-- start --
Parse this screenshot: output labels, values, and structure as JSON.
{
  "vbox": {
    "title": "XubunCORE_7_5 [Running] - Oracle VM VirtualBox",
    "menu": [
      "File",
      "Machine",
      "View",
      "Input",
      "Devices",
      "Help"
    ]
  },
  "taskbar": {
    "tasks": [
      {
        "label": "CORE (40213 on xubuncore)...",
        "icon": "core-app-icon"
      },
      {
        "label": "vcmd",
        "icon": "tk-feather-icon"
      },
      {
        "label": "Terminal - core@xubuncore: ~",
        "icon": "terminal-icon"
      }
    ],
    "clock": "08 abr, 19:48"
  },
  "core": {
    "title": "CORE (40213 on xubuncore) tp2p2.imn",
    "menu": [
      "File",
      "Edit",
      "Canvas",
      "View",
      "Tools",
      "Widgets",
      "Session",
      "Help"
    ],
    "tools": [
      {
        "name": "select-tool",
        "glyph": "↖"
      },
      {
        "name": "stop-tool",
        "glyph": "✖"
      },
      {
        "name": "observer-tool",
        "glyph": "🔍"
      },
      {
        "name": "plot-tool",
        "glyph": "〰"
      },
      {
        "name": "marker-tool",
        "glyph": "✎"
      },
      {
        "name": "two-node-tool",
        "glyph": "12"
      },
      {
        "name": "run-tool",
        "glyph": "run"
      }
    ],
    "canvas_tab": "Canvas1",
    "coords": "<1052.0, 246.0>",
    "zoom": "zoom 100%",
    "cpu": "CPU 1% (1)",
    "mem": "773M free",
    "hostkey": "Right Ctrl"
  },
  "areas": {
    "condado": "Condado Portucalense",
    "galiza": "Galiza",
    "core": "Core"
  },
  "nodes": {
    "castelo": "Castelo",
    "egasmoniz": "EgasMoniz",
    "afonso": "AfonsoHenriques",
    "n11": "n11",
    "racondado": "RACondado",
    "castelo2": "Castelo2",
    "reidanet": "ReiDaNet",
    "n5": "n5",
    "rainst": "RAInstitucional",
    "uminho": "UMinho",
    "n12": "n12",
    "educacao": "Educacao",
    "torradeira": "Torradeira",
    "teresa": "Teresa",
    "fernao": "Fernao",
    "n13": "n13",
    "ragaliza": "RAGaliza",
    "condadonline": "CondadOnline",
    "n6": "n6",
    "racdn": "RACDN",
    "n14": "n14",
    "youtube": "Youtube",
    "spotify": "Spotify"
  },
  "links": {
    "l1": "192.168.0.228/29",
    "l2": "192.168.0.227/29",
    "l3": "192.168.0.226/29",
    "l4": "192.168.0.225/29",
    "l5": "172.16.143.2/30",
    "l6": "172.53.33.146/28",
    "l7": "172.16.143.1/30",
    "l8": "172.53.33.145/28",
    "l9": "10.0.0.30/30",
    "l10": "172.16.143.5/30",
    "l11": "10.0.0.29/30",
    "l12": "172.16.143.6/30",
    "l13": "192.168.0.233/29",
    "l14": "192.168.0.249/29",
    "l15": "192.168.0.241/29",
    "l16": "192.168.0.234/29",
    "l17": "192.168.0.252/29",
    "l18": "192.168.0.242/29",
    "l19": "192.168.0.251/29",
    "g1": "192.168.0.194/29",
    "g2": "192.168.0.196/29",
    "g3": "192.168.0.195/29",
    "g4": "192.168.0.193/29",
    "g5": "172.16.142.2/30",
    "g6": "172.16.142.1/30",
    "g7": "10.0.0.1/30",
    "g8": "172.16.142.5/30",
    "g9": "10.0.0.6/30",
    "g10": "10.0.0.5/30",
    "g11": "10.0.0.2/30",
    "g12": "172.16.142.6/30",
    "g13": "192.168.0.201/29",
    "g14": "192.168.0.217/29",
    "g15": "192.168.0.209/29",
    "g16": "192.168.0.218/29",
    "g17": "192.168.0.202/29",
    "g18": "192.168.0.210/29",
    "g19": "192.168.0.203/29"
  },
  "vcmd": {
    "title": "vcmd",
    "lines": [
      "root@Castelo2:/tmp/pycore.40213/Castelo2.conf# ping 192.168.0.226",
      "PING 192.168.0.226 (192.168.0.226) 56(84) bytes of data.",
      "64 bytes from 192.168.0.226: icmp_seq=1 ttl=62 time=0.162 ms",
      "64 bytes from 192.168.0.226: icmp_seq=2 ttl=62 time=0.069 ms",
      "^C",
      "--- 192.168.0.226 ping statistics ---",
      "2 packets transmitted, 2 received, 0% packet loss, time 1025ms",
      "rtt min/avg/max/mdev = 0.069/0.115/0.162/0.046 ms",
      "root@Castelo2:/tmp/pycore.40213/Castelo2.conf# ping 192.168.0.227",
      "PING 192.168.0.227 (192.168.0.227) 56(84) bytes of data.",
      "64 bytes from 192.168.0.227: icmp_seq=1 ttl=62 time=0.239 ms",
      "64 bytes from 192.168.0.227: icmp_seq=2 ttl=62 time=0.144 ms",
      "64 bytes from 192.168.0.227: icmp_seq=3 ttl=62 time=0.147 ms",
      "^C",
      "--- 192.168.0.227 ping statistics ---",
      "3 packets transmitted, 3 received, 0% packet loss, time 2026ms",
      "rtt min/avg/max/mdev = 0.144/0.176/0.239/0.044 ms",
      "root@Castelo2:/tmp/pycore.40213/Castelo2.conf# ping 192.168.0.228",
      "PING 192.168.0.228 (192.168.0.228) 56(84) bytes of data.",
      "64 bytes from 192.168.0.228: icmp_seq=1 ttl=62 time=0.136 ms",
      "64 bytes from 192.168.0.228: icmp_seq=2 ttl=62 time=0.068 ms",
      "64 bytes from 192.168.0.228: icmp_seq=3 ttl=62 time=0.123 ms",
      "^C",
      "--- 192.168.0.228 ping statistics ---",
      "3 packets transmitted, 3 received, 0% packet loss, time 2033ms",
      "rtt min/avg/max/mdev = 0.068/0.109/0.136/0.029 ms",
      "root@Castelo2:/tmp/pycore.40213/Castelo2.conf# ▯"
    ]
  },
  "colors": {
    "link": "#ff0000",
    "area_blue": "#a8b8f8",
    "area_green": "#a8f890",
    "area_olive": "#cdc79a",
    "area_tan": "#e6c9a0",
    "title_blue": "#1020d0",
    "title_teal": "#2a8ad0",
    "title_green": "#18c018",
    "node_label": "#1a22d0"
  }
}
-- end --
*Goal:* Only a number is wanted: how many lines of the data above contain "statistics"?

*Exercise answer:* 3